Francis X Blouin and William G. Rosenberg trace the intersection of history and archives and found that Ranke, during the enlightenment, conceptualized history as a scientific endeavor in that truth could be extracted from archives through rigorous methodologies. This led to the idea that documents could “speak for themselves” (Blouin, 24). As if simply making documents available, without providing context of any sort, would reveal their inner truth. This is one of many cases where the reading of documents is taken for granted. It also ignores the effect that archivists have on the collecting, saving, and indexing of documents. Influential archivists such as Terry Cooke, Richard Brown and Brian Brothman have brought about new attitudes to repositories with an acknowledgment of the effect that archivists have on documents (as quoted by Richard J Cox, 33). This relatively recent push in archival theory, therefore, points to the flaws in the claim that documents on their own can represent themselves: that would be ignoring all the various power relationships at play, as well as the medium itself in which the stories are communicated.

In thinking about collaboration, with the unstated but implied goal of providing knowledge of a given subject, non-fiction film has experimented by inviting self-interested participants online and offline to contribute to projects. Sandra Gaudenzi makes clear that interactive documentaries, also called i-docs (documentaries designed for online or mobile viewing), are very distinct and that it is important to recognize the varying strategies employed by these digital projects: “uploading content is the most common way to collaborate in the case of online documentary, but it is definitely not the only one. […] contributions of content lead to co-creation but not to co-authorship, since the latter require a degree of intervention in the overall concept (i.e., form) of the product.” In her differentiation of co-creation and co-authorship, Gaudenzi points to the medium-limiting effect that users have in their participation. The “degree of intervention,” as a coming in between that leads to change, which Gaudenzi requires for co-authored documentaries, might be attained through listening, a listening through the work itself, such as The WorryBox Project.

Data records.
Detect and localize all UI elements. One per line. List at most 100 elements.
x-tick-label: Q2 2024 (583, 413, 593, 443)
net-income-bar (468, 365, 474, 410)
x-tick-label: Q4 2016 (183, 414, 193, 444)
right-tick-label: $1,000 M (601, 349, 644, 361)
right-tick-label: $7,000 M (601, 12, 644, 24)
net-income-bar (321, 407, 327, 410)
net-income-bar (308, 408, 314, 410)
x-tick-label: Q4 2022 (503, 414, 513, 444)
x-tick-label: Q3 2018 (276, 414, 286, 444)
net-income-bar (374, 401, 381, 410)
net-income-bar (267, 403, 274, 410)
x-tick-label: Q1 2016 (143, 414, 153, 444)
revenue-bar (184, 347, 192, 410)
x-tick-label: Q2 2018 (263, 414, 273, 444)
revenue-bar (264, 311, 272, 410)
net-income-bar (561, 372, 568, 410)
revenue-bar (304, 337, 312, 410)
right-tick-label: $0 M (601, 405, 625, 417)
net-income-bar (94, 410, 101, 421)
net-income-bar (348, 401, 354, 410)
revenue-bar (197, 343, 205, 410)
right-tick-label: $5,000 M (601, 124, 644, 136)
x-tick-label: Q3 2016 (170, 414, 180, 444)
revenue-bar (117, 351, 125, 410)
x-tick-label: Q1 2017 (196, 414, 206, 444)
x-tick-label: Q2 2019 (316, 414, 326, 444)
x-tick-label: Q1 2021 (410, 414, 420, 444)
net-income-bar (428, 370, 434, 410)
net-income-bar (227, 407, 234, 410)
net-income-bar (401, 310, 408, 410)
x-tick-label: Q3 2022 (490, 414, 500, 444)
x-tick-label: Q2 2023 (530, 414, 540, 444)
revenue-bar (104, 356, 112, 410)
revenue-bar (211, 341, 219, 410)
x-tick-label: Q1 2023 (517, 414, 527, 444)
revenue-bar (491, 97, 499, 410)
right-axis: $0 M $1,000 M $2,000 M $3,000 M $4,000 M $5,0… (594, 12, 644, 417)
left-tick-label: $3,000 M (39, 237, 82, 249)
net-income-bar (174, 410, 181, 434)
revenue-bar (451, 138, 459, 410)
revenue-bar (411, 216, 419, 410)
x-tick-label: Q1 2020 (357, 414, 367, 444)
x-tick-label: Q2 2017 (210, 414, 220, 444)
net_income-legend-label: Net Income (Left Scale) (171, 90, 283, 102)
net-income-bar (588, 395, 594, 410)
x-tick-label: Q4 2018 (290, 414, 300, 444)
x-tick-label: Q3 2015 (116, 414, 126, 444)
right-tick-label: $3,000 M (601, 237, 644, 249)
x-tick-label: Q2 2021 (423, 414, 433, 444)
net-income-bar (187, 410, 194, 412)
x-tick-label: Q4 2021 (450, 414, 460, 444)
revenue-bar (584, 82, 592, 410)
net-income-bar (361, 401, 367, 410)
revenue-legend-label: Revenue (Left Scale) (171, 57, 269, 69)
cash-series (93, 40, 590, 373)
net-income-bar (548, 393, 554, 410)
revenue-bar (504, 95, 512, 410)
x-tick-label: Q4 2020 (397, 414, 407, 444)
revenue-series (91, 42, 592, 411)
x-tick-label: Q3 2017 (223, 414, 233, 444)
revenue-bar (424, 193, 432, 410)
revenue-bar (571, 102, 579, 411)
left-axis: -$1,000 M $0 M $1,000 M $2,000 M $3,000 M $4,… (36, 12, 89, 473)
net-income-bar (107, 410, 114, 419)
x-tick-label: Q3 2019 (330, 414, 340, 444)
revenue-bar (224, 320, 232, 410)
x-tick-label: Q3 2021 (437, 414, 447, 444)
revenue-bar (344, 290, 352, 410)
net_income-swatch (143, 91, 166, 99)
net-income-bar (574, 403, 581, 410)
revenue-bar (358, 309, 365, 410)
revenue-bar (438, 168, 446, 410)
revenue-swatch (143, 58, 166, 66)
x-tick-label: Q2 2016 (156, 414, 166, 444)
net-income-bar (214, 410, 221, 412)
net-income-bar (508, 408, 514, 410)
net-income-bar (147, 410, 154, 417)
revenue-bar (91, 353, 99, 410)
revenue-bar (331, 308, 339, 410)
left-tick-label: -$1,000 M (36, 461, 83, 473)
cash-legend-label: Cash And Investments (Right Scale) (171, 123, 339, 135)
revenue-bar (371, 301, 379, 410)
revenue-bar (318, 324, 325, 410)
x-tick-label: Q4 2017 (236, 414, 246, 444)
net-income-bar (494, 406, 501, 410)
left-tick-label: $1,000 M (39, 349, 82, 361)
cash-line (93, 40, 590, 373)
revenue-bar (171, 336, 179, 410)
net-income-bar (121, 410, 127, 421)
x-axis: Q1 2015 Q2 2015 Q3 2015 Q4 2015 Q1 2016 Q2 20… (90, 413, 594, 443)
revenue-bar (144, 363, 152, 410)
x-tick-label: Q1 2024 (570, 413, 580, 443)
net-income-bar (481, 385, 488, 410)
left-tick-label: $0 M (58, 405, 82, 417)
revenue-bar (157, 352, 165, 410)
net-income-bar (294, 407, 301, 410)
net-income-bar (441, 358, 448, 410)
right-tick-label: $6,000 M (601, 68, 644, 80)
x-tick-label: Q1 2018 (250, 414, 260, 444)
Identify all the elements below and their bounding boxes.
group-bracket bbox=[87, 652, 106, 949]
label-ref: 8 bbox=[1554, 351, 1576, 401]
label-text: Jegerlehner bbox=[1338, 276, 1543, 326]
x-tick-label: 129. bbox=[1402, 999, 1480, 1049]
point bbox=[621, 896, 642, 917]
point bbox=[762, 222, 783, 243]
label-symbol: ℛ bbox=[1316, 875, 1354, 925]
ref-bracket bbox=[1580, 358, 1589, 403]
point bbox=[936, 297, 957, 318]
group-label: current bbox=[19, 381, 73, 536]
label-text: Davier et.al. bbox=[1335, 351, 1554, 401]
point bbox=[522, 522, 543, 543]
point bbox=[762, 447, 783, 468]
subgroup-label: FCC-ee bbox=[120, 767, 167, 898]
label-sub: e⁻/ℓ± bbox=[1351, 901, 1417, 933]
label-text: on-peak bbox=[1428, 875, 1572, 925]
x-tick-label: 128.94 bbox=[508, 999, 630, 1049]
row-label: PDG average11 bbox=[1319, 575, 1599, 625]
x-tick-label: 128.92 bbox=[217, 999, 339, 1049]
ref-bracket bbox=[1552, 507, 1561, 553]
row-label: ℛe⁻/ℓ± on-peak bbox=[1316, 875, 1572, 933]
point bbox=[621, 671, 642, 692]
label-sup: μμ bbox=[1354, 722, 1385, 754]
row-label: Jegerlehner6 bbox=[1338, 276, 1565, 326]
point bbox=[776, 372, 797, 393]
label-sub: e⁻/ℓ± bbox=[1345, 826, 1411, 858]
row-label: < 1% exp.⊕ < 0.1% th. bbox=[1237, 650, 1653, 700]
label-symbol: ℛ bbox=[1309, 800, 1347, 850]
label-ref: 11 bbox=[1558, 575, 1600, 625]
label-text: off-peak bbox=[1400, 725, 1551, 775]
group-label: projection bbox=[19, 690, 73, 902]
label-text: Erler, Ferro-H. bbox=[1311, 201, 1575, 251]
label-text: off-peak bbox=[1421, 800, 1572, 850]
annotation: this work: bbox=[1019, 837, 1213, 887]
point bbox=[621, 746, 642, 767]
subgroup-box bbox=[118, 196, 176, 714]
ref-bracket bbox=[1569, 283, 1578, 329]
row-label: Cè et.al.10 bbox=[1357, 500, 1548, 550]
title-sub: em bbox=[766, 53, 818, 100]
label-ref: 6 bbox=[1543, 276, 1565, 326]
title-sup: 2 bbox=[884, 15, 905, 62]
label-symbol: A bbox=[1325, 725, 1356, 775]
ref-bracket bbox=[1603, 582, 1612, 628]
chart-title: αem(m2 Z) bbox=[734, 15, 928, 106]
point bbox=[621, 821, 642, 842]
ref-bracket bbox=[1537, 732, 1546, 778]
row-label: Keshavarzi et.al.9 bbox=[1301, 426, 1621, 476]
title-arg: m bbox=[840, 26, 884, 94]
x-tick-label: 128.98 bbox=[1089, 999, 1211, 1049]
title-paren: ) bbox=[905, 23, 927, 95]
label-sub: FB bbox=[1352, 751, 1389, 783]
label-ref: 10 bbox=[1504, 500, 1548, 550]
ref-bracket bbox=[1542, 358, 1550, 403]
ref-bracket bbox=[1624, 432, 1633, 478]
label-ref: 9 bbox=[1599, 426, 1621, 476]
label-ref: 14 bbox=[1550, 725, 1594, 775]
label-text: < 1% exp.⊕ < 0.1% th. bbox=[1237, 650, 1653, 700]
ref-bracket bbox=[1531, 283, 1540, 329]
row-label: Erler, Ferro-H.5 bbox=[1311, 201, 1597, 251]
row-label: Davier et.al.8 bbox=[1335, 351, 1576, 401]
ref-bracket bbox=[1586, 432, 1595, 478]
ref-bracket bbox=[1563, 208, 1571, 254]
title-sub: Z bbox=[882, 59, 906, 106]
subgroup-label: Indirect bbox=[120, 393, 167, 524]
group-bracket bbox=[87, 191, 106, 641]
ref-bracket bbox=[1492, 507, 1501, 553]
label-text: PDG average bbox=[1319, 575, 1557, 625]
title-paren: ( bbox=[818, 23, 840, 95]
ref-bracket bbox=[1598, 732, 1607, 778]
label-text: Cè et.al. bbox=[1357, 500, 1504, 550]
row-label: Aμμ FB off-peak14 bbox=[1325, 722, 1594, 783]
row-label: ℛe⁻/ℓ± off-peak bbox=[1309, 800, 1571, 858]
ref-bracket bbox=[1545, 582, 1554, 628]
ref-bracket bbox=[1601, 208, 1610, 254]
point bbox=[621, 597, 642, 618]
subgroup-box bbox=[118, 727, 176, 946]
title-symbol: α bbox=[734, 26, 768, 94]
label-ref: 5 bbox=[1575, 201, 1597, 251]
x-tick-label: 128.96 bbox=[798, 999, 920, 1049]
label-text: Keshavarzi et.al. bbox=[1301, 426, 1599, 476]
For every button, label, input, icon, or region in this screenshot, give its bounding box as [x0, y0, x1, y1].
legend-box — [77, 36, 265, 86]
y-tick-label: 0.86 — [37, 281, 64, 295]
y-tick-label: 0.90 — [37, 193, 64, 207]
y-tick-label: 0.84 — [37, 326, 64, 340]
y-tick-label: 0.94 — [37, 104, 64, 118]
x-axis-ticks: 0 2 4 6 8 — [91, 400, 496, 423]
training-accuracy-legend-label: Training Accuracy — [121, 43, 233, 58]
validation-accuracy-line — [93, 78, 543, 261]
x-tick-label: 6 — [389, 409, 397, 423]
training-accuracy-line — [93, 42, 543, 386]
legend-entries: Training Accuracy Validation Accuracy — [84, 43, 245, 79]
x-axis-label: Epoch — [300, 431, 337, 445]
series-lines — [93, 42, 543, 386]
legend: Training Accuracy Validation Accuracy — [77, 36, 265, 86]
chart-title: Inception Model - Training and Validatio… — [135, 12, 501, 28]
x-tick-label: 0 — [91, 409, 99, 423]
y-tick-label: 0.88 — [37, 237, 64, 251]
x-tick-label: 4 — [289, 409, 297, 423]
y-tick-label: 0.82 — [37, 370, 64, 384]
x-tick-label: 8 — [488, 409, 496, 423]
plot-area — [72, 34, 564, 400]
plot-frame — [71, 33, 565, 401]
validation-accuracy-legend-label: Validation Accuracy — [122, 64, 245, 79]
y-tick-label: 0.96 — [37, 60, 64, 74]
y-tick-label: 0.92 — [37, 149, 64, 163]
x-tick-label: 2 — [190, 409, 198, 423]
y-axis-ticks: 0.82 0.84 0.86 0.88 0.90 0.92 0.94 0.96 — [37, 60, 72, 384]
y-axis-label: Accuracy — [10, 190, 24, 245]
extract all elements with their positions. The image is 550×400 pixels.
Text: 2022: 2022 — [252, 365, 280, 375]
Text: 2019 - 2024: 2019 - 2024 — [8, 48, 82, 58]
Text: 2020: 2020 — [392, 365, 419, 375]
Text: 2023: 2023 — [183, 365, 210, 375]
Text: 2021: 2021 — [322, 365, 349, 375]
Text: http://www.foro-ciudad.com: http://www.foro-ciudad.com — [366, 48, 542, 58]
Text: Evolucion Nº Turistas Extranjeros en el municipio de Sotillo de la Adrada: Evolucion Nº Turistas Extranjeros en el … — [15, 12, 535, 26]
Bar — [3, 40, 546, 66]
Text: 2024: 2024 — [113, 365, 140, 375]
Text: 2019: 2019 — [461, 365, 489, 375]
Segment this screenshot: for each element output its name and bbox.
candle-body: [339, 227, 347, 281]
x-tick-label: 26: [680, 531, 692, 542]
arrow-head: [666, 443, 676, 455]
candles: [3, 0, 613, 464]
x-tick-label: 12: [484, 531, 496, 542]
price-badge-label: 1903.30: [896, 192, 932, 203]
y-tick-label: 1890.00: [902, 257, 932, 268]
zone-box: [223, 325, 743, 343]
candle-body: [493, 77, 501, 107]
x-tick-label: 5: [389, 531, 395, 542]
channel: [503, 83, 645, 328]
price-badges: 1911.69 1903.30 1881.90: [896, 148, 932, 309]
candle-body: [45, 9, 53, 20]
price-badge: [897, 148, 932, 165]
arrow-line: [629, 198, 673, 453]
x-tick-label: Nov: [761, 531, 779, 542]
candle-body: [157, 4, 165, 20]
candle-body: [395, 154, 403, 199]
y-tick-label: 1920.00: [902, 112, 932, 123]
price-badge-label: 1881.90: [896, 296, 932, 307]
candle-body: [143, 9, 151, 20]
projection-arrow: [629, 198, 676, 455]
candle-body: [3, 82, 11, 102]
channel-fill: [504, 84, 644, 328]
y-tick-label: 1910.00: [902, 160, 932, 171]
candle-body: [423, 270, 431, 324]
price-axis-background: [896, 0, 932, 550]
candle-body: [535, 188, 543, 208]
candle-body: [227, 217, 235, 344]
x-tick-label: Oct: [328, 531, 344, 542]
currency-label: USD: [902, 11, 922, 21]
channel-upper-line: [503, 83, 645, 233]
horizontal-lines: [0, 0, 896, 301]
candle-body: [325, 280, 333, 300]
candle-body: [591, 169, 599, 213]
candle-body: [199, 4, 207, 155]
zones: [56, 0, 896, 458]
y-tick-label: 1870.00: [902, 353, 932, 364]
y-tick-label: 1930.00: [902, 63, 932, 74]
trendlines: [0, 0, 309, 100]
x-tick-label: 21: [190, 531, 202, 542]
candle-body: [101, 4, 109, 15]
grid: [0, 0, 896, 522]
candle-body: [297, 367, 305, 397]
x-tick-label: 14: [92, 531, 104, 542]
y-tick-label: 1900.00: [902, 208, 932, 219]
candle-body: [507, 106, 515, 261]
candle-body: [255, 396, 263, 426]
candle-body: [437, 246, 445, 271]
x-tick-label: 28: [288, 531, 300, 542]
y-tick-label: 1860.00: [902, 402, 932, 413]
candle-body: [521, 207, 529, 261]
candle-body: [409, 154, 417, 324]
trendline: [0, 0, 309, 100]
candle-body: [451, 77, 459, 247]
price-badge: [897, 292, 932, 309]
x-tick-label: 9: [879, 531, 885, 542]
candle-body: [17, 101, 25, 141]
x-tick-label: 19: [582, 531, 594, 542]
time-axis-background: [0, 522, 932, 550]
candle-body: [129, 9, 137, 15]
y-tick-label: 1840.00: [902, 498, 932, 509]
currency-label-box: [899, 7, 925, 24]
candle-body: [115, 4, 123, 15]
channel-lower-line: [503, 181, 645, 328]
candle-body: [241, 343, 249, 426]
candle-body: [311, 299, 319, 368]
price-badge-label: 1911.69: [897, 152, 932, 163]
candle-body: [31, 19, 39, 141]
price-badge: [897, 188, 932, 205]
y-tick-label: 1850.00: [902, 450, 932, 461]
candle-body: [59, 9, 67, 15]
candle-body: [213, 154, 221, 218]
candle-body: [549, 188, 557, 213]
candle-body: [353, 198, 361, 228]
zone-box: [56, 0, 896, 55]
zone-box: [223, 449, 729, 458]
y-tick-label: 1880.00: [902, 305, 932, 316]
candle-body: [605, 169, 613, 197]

EXERCISE INSTRUCTIONS.
Answer these questions on the passage about archives and interactive documentaries, one per line:
1. How did Ranke conceptualize history?
2. Which three archivists does the passage name as having brought new attitudes to repositories?
3. According to Gaudenzi, what is the most common way to collaborate in online documentary?
Draw only on the passage about archives and interactive documentaries, not on the listing.

OUTPUT FOR THIS TASK.
1. As a scientific endeavor in which truth could be extracted from archives through rigorous methodologies.
2. Terry Cooke, Richard Brown and Brian Brothman.
3. Uploading content.